| STATED GOAL |
Turn everything from the line containing "text-line: τον ὑπάρξαντα" down to the line containing "text-line: νος δὲ" into a numbered list, leaving out blank lines.

Coordinate annotation records:
□ □ □ □

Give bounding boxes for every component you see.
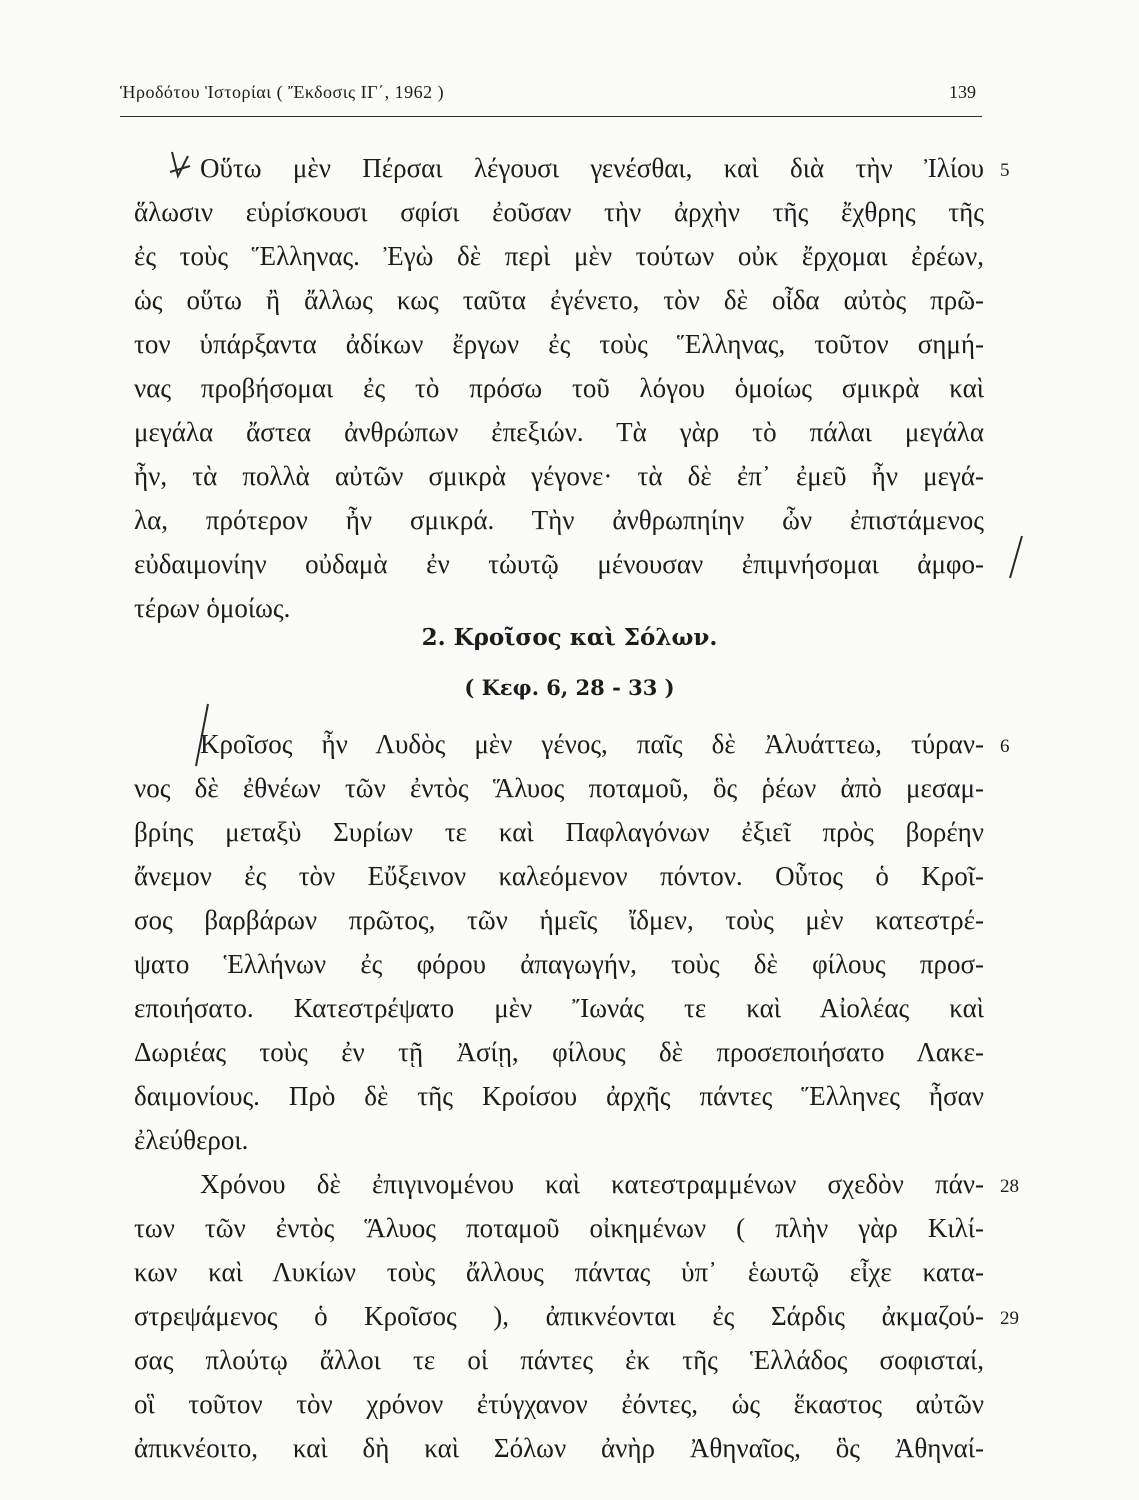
text-line: τον ὑπάρξαντα ἀδίκων ἔργων ἐς τοὺς Ἕλληνας, τοῦτον σημή-	[134, 329, 984, 359]
margin-number: 29	[1000, 1308, 1019, 1329]
text-line: των τῶν ἐντὸς Ἅλυος ποταμοῦ οἰκημένων ( πλὴν γὰρ Κιλί-	[134, 1213, 984, 1243]
text-line: ἅλωσιν εὑρίσκουσι σφίσι ἐοῦσαν τὴν ἀρχὴν τῆς ἔχθρης τῆς	[134, 197, 984, 227]
text-line: εὐδαιμονίην οὐδαμὰ ἐν τὠυτῷ μένουσαν ἐπιμνήσομαι ἀμφο-	[134, 549, 984, 579]
text-line: λα, πρότερον ἦν σμικρά. Τὴν ἀνθρωπηίην ὦν ἐπιστάμενος	[134, 505, 984, 535]
handwritten-slash-mark	[1006, 532, 1026, 582]
text-line: νας προβήσομαι ἐς τὸ πρόσω τοῦ λόγου ὁμοίως σμικρὰ καὶ	[134, 373, 984, 403]
section-heading: 2. Κροῖσος καὶ Σόλων.	[421, 624, 718, 651]
text-line: Κροῖσος ἦν Λυδὸς μὲν γένος, παῖς δὲ Ἀλυάττεω, τύραν-	[200, 729, 984, 759]
text-line: νος δὲ ἐθνέων τῶν ἐντὸς Ἅλυος ποταμοῦ, ὃς ῥέων ἀπὸ μεσαμ-	[134, 773, 984, 803]
margin-number: 5	[1000, 160, 1010, 181]
header-title: Ἡροδότου Ἱστορίαι ( Ἔκδοσις ΙΓ΄, 1962 )	[120, 82, 445, 102]
margin-number: 6	[1000, 736, 1010, 757]
text-line: ψατο Ἑλλήνων ἐς φόρου ἀπαγωγήν, τοὺς δὲ φίλους προσ-	[134, 949, 984, 979]
text-line: τέρων ὁμοίως.	[134, 593, 291, 623]
text-line: βρίης μεταξὺ Συρίων τε καὶ Παφλαγόνων ἐξιεῖ πρὸς βορέην	[134, 817, 984, 847]
text-line: κων καὶ Λυκίων τοὺς ἄλλους πάντας ὑπ᾽ ἑωυτῷ εἶχε κατα-	[134, 1257, 984, 1287]
text-line: εποιήσατο. Κατεστρέψατο μὲν Ἴωνάς τε καὶ Αἰολέας καὶ	[134, 993, 984, 1023]
text-line: ἐς τοὺς Ἕλληνας. Ἐγὼ δὲ περὶ μὲν τούτων οὐκ ἔρχομαι ἐρέων,	[134, 241, 984, 271]
text-line: ἐλεύθεροι.	[134, 1125, 249, 1155]
section-subheading: ( Κεφ. 6, 28 - 33 )	[464, 675, 675, 700]
text-line: στρεψάμενος ὁ Κροῖσος ), ἀπικνέονται ἐς Σάρδις ἀκμαζού-	[134, 1301, 984, 1331]
text-line: σος βαρβάρων πρῶτος, τῶν ἡμεῖς ἴδμεν, τοὺς μὲν κατεστρέ-	[134, 905, 984, 935]
text-line: σας πλούτῳ ἄλλοι τε οἱ πάντες ἐκ τῆς Ἑλλάδος σοφισταί,	[134, 1345, 984, 1375]
text-line: ὡς οὕτω ἢ ἄλλως κως ταῦτα ἐγένετο, τὸν δὲ οἶδα αὐτὸς πρῶ-	[134, 285, 984, 315]
text-line: ἦν, τὰ πολλὰ αὐτῶν σμικρὰ γέγονε· τὰ δὲ ἐπ᾽ ἐμεῦ ἦν μεγά-	[134, 461, 984, 491]
page-number: 139	[949, 82, 976, 102]
text-line: ἄνεμον ἐς τὸν Εὔξεινον καλεόμενον πόντον. Οὗτος ὁ Κροῖ-	[134, 861, 984, 891]
text-line: ἀπικνέοιτο, καὶ δὴ καὶ Σόλων ἀνὴρ Ἀθηναῖος, ὃς Ἀθηναί-	[134, 1433, 984, 1463]
text-line: Οὕτω μὲν Πέρσαι λέγουσι γενέσθαι, καὶ διὰ τὴν Ἰλίου	[200, 153, 984, 183]
text-line: Χρόνου δὲ ἐπιγινομένου καὶ κατεστραμμένων σχεδὸν πάν-	[200, 1169, 984, 1199]
handwritten-check-mark	[168, 146, 194, 182]
text-line: οἳ τοῦτον τὸν χρόνον ἐτύγχανον ἐόντες, ὡς ἕκαστος αὐτῶν	[134, 1389, 984, 1419]
text-line: δαιμονίους. Πρὸ δὲ τῆς Κροίσου ἀρχῆς πάντες Ἕλληνες ἦσαν	[134, 1081, 984, 1111]
text-line: μεγάλα ἄστεα ἀνθρώπων ἐπεξιών. Τὰ γὰρ τὸ πάλαι μεγάλα	[134, 417, 984, 447]
text-line: Δωριέας τοὺς ἐν τῇ Ἀσίῃ, φίλους δὲ προσεποιήσατο Λακε-	[134, 1037, 984, 1067]
margin-number: 28	[1000, 1176, 1019, 1197]
running-header	[120, 82, 982, 114]
header-rule	[120, 116, 982, 117]
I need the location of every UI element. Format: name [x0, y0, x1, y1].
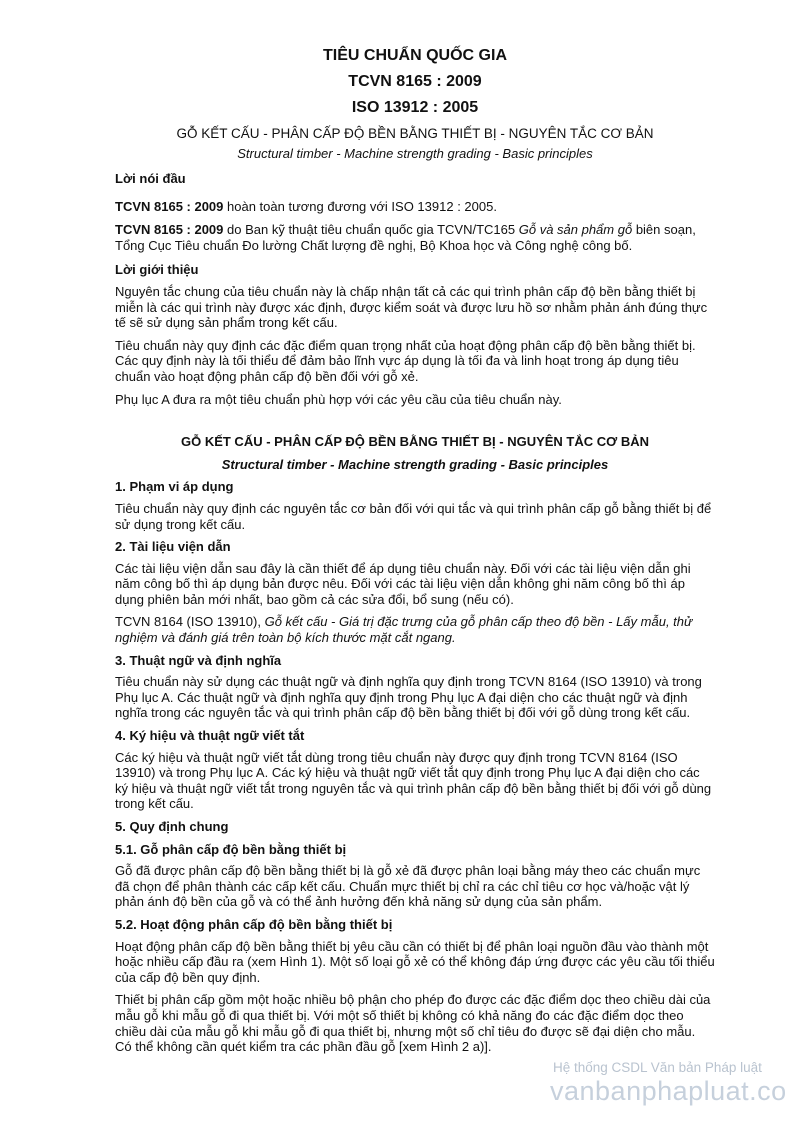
foreword-paragraph-1: TCVN 8165 : 2009 hoàn toàn tương đương với ISO 13912 : 2005.	[115, 198, 497, 214]
section-1-heading: 1. Phạm vi áp dụng	[115, 479, 234, 495]
standard-code-iso: ISO 13912 : 2005	[351, 99, 479, 116]
section-5-heading: 5. Quy định chung	[115, 819, 229, 834]
section-5-2-heading: 5.2. Hoạt động phân cấp độ bền bằng thiết bị	[115, 916, 393, 932]
document-title: TIÊU CHUẨN QUỐC GIA	[323, 47, 507, 64]
section-5-1-heading: 5.1. Gỗ phân cấp độ bền bằng thiết bị	[115, 841, 347, 857]
section-5-1-paragraph: Gỗ đã được phân cấp độ bền bằng thiết bị là gỗ xẻ đã được phân loại bằng máy theo các chuẩn mực đã chọn để phân thành các cấp kết cấu. Chuẩn mực thiết bị chỉ ra các chỉ tiêu cơ học và/hoặc vật lý phản ánh độ bền của gỗ và có thể ảnh hưởng đến khả năng sử dụng của sản phẩm.	[115, 863, 701, 910]
subject-vn: GỖ KẾT CẤU - PHÂN CẤP ĐỘ BỀN BẰNG THIẾT BỊ - NGUYÊN TẮC CƠ BẢN	[176, 126, 654, 141]
watermark-line-1: Hệ thống CSDL Văn bản Pháp luật	[553, 1060, 762, 1075]
document-page	[115, 0, 715, 1055]
body-title-vn: GỖ KẾT CẤU - PHÂN CẤP ĐỘ BỀN BẰNG THIẾT BỊ - NGUYÊN TẮC CƠ BẢN	[180, 434, 650, 450]
subject-en: Structural timber - Machine strength grading - Basic principles	[237, 146, 593, 161]
section-1-paragraph: Tiêu chuẩn này quy định các nguyên tắc cơ bản đối với qui tắc và qui trình phân cấp gỗ bằng thiết bị để sử dụng trong kết cấu.	[115, 500, 712, 532]
section-2-reference: TCVN 8164 (ISO 13910), Gỗ kết cấu - Giá trị đặc trưng của gỗ phân cấp theo độ bền - Lấy mẫu, thử nghiệm và đánh giá trên toàn bộ kích thước mặt cắt ngang.	[115, 614, 693, 646]
introduction-paragraph-1: Nguyên tắc chung của tiêu chuẩn này là chấp nhận tất cả các qui trình phân cấp độ bền bằng thiết bị miễn là các qui trình này được xác định, được kiểm soát và được lưu hồ sơ nhằm phản ánh đúng thực tế sẽ sử dụng sản phẩm trong kết cấu.	[115, 283, 708, 331]
section-5-2-paragraph-1: Hoạt động phân cấp độ bền bằng thiết bị yêu cầu cần có thiết bị để phân loại nguồn đầu vào thành một hoặc nhiều cấp đầu ra (xem Hình 1). Một số loại gỗ xẻ có thể không đáp ứng được các yêu cầu tối thiểu của cấp độ bền quy định.	[115, 938, 715, 985]
introduction-paragraph-3: Phụ lục A đưa ra một tiêu chuẩn phù hợp với các yêu cầu của tiêu chuẩn này.	[115, 391, 562, 407]
foreword-heading: Lời nói đầu	[115, 171, 186, 186]
section-5-2-paragraph-2: Thiết bị phân cấp gồm một hoặc nhiều bộ phận cho phép đo được các đặc điểm dọc theo chiều dài của mẫu gỗ khi mẫu gỗ đi qua thiết bị. Với một số thiết bị không có khả năng đo các đặc điểm dọc theo chiều dài của mẫu gỗ khi mẫu gỗ đi qua thiết bị, nhưng một số chỉ tiêu đo được sẽ đại diện cho mẫu. Có thể không cần quét kiểm tra các phần đầu gỗ [xem Hình 2 a)].	[115, 992, 711, 1055]
section-3-heading: 3. Thuật ngữ và định nghĩa	[115, 652, 282, 668]
foreword-paragraph-2: TCVN 8165 : 2009 do Ban kỹ thuật tiêu chuẩn quốc gia TCVN/TC165 Gỗ và sản phẩm gỗ biên soạn, Tổng Cục Tiêu chuẩn Đo lường Chất lượng đề nghị, Bộ Khoa học và Công nghệ công bố.	[115, 222, 696, 253]
section-2-heading: 2. Tài liệu viện dẫn	[115, 539, 231, 555]
introduction-heading: Lời giới thiệu	[115, 262, 199, 278]
introduction-paragraph-2: Tiêu chuẩn này quy định các đặc điểm quan trọng nhất của hoạt động phân cấp độ bền bằng thiết bị. Các quy định này là tối thiểu để đảm bảo lĩnh vực áp dụng là tối đa và linh hoạt trong áp dụng tiêu chuẩn vào hoạt động phân cấp độ bền đối với gỗ xẻ.	[115, 337, 696, 384]
section-4-heading: 4. Ký hiệu và thuật ngữ viết tắt	[115, 728, 305, 744]
watermark-line-2: vanbanphapluat.co	[550, 1076, 787, 1106]
section-3-paragraph: Tiêu chuẩn này sử dụng các thuật ngữ và định nghĩa quy định trong TCVN 8164 (ISO 13910) và trong Phụ lục A. Các thuật ngữ và định nghĩa quy định trong Phụ lục A đại diện cho các thuật ngữ và định nghĩa trong các nguyên tắc và qui trình phân cấp độ bền bằng thiết bị đối với gỗ dùng trong kết cấu.	[115, 674, 702, 721]
body-title-en: Structural timber - Machine strength grading - Basic principles	[221, 456, 609, 472]
section-4-paragraph: Các ký hiệu và thuật ngữ viết tắt dùng trong tiêu chuẩn này được quy định trong TCVN 8164 (ISO 13910) và trong Phụ lục A. Các ký hiệu và thuật ngữ viết tắt quy định trong Phụ lục A đại diện cho các ký hiệu và thuật ngữ viết tắt trong nguyên tắc và qui trình phân cấp độ bền bằng thiết bị đối với gỗ dùng trong kết cấu.	[115, 749, 712, 812]
standard-code-vn: TCVN 8165 : 2009	[348, 73, 482, 90]
section-2-paragraph: Các tài liệu viện dẫn sau đây là cần thiết để áp dụng tiêu chuẩn này. Đối với các tài liệu viện dẫn ghi năm công bố thì áp dụng bản được nêu. Đối với các tài liệu viện dẫn không ghi năm công bố thì áp dụng phiên bản mới nhất, bao gồm cả các sửa đổi, bổ sung (nếu có).	[115, 560, 691, 607]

□ □ □ □

| ANSWER TO THE TASK |
1. text-line: τον ὑπάρξαντα ἀδίκων ἔργων ἐς τοὺς Ἕλληνας, τοῦτον σημή-	[134, 329, 984, 359]
2. margin-number: 29	[1000, 1308, 1019, 1329]
3. text-line: των τῶν ἐντὸς Ἅλυος ποταμοῦ οἰκημένων ( πλὴν γὰρ Κιλί-	[134, 1213, 984, 1243]
4. text-line: ἅλωσιν εὑρίσκουσι σφίσι ἐοῦσαν τὴν ἀρχὴν τῆς ἔχθρης τῆς	[134, 197, 984, 227]
5. text-line: εὐδαιμονίην οὐδαμὰ ἐν τὠυτῷ μένουσαν ἐπιμνήσομαι ἀμφο-	[134, 549, 984, 579]
6. text-line: λα, πρότερον ἦν σμικρά. Τὴν ἀνθρωπηίην ὦν ἐπιστάμενος	[134, 505, 984, 535]
7. handwritten-slash-mark	[1006, 532, 1026, 582]
8. text-line: νας προβήσομαι ἐς τὸ πρόσω τοῦ λόγου ὁμοίως σμικρὰ καὶ	[134, 373, 984, 403]
9. section-heading: 2. Κροῖσος καὶ Σόλων.	[421, 624, 718, 651]
10. text-line: Κροῖσος ἦν Λυδὸς μὲν γένος, παῖς δὲ Ἀλυάττεω, τύραν-	[200, 729, 984, 759]
11. text-line: νος δὲ ἐθνέων τῶν ἐντὸς Ἅλυος ποταμοῦ, ὃς ῥέων ἀπὸ μεσαμ-	[134, 773, 984, 803]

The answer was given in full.